→ Supplied material:
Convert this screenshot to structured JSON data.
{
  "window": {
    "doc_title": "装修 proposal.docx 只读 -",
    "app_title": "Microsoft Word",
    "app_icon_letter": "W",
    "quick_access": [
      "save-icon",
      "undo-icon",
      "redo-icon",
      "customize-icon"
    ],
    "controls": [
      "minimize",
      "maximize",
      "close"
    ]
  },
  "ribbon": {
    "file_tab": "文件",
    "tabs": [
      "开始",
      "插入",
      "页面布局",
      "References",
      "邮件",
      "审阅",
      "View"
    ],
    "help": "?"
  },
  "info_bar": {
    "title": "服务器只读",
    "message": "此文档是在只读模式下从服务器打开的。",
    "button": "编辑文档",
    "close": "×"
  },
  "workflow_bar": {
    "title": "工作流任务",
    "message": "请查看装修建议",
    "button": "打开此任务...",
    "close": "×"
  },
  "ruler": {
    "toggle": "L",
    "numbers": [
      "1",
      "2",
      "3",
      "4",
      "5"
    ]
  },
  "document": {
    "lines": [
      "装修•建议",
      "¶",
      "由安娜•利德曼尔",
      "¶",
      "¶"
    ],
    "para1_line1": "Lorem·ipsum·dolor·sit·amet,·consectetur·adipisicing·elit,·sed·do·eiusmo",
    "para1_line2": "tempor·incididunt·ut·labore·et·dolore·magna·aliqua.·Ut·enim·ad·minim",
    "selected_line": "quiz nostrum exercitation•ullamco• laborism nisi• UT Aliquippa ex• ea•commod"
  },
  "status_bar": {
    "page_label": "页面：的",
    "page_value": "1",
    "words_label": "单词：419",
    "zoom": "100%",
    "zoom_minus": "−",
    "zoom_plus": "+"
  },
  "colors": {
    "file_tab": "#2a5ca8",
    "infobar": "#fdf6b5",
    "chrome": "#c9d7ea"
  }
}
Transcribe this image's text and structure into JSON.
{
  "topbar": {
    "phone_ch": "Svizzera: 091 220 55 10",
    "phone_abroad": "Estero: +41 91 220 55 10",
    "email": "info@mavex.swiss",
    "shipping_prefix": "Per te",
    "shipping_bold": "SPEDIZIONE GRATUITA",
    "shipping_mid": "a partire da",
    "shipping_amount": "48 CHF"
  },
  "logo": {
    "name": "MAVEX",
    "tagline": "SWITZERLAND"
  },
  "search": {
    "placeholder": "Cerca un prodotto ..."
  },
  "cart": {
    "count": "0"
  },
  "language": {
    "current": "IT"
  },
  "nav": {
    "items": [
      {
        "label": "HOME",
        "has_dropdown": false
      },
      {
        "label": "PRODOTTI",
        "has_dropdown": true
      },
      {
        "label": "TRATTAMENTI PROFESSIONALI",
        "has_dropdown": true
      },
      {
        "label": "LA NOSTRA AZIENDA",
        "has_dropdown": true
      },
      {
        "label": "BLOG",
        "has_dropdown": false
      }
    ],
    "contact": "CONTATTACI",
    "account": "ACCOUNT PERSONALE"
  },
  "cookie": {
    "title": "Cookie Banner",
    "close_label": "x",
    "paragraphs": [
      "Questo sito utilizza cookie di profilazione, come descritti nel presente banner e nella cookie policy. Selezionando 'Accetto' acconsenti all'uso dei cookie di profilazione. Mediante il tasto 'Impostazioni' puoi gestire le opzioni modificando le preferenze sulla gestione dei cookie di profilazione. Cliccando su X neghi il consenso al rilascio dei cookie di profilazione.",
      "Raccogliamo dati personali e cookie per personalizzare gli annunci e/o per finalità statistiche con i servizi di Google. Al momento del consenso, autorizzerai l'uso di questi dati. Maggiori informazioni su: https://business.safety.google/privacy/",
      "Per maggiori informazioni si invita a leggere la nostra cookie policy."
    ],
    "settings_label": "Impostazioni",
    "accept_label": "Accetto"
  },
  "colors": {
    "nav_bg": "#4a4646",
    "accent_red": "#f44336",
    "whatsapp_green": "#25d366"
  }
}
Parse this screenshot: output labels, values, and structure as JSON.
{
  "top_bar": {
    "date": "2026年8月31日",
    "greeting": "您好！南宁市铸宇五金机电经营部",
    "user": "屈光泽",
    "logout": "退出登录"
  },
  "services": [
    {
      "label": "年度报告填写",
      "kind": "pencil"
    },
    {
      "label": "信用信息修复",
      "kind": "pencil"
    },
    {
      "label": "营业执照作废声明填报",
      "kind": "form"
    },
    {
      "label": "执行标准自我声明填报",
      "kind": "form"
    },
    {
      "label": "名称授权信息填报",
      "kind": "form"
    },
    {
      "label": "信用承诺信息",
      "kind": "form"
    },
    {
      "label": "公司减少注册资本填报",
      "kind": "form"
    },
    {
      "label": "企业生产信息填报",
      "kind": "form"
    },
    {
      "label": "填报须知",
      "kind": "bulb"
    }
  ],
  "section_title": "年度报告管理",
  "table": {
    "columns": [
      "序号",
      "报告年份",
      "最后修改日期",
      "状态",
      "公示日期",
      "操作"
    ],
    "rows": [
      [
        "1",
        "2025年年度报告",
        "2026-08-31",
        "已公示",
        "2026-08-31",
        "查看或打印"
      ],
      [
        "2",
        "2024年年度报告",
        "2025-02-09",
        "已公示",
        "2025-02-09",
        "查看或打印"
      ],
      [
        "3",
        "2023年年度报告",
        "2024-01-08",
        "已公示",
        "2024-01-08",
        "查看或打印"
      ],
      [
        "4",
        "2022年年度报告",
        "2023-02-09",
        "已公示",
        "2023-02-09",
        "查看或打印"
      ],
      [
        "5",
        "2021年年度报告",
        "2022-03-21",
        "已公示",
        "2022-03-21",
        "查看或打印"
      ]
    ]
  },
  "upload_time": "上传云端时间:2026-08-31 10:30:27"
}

→ What is asked: Your task is to output the full set of records exactly as presented.

→ Output below:
Convert this screenshot to structured JSON data.
{
  "window": {
    "doc_title": "装修 proposal.docx 只读 -",
    "app_title": "Microsoft Word",
    "app_icon_letter": "W",
    "quick_access": [
      "save-icon",
      "undo-icon",
      "redo-icon",
      "customize-icon"
    ],
    "controls": [
      "minimize",
      "maximize",
      "close"
    ]
  },
  "ribbon": {
    "file_tab": "文件",
    "tabs": [
      "开始",
      "插入",
      "页面布局",
      "References",
      "邮件",
      "审阅",
      "View"
    ],
    "help": "?"
  },
  "info_bar": {
    "title": "服务器只读",
    "message": "此文档是在只读模式下从服务器打开的。",
    "button": "编辑文档",
    "close": "×"
  },
  "workflow_bar": {
    "title": "工作流任务",
    "message": "请查看装修建议",
    "button": "打开此任务...",
    "close": "×"
  },
  "ruler": {
    "toggle": "L",
    "numbers": [
      "1",
      "2",
      "3",
      "4",
      "5"
    ]
  },
  "document": {
    "lines": [
      "装修•建议",
      "¶",
      "由安娜•利德曼尔",
      "¶",
      "¶"
    ],
    "para1_line1": "Lorem·ipsum·dolor·sit·amet,·consectetur·adipisicing·elit,·sed·do·eiusmo",
    "para1_line2": "tempor·incididunt·ut·labore·et·dolore·magna·aliqua.·Ut·enim·ad·minim",
    "selected_line": "quiz nostrum exercitation•ullamco• laborism nisi• UT Aliquippa ex• ea•commod"
  },
  "status_bar": {
    "page_label": "页面：的",
    "page_value": "1",
    "words_label": "单词：419",
    "zoom": "100%",
    "zoom_minus": "−",
    "zoom_plus": "+"
  },
  "colors": {
    "file_tab": "#2a5ca8",
    "infobar": "#fdf6b5",
    "chrome": "#c9d7ea"
  }
}
Transcribe this image's text and structure into JSON.
{
  "topbar": {
    "phone_ch": "Svizzera: 091 220 55 10",
    "phone_abroad": "Estero: +41 91 220 55 10",
    "email": "info@mavex.swiss",
    "shipping_prefix": "Per te",
    "shipping_bold": "SPEDIZIONE GRATUITA",
    "shipping_mid": "a partire da",
    "shipping_amount": "48 CHF"
  },
  "logo": {
    "name": "MAVEX",
    "tagline": "SWITZERLAND"
  },
  "search": {
    "placeholder": "Cerca un prodotto ..."
  },
  "cart": {
    "count": "0"
  },
  "language": {
    "current": "IT"
  },
  "nav": {
    "items": [
      {
        "label": "HOME",
        "has_dropdown": false
      },
      {
        "label": "PRODOTTI",
        "has_dropdown": true
      },
      {
        "label": "TRATTAMENTI PROFESSIONALI",
        "has_dropdown": true
      },
      {
        "label": "LA NOSTRA AZIENDA",
        "has_dropdown": true
      },
      {
        "label": "BLOG",
        "has_dropdown": false
      }
    ],
    "contact": "CONTATTACI",
    "account": "ACCOUNT PERSONALE"
  },
  "cookie": {
    "title": "Cookie Banner",
    "close_label": "x",
    "paragraphs": [
      "Questo sito utilizza cookie di profilazione, come descritti nel presente banner e nella cookie policy. Selezionando 'Accetto' acconsenti all'uso dei cookie di profilazione. Mediante il tasto 'Impostazioni' puoi gestire le opzioni modificando le preferenze sulla gestione dei cookie di profilazione. Cliccando su X neghi il consenso al rilascio dei cookie di profilazione.",
      "Raccogliamo dati personali e cookie per personalizzare gli annunci e/o per finalità statistiche con i servizi di Google. Al momento del consenso, autorizzerai l'uso di questi dati. Maggiori informazioni su: https://business.safety.google/privacy/",
      "Per maggiori informazioni si invita a leggere la nostra cookie policy."
    ],
    "settings_label": "Impostazioni",
    "accept_label": "Accetto"
  },
  "colors": {
    "nav_bg": "#4a4646",
    "accent_red": "#f44336",
    "whatsapp_green": "#25d366"
  }
}
Parse this screenshot: output labels, values, and structure as JSON.
{
  "top_bar": {
    "date": "2026年8月31日",
    "greeting": "您好！南宁市铸宇五金机电经营部",
    "user": "屈光泽",
    "logout": "退出登录"
  },
  "services": [
    {
      "label": "年度报告填写",
      "kind": "pencil"
    },
    {
      "label": "信用信息修复",
      "kind": "pencil"
    },
    {
      "label": "营业执照作废声明填报",
      "kind": "form"
    },
    {
      "label": "执行标准自我声明填报",
      "kind": "form"
    },
    {
      "label": "名称授权信息填报",
      "kind": "form"
    },
    {
      "label": "信用承诺信息",
      "kind": "form"
    },
    {
      "label": "公司减少注册资本填报",
      "kind": "form"
    },
    {
      "label": "企业生产信息填报",
      "kind": "form"
    },
    {
      "label": "填报须知",
      "kind": "bulb"
    }
  ],
  "section_title": "年度报告管理",
  "table": {
    "columns": [
      "序号",
      "报告年份",
      "最后修改日期",
      "状态",
      "公示日期",
      "操作"
    ],
    "rows": [
      [
        "1",
        "2025年年度报告",
        "2026-08-31",
        "已公示",
        "2026-08-31",
        "查看或打印"
      ],
      [
        "2",
        "2024年年度报告",
        "2025-02-09",
        "已公示",
        "2025-02-09",
        "查看或打印"
      ],
      [
        "3",
        "2023年年度报告",
        "2024-01-08",
        "已公示",
        "2024-01-08",
        "查看或打印"
      ],
      [
        "4",
        "2022年年度报告",
        "2023-02-09",
        "已公示",
        "2023-02-09",
        "查看或打印"
      ],
      [
        "5",
        "2021年年度报告",
        "2022-03-21",
        "已公示",
        "2022-03-21",
        "查看或打印"
      ]
    ]
  },
  "upload_time": "上传云端时间:2026-08-31 10:30:27"
}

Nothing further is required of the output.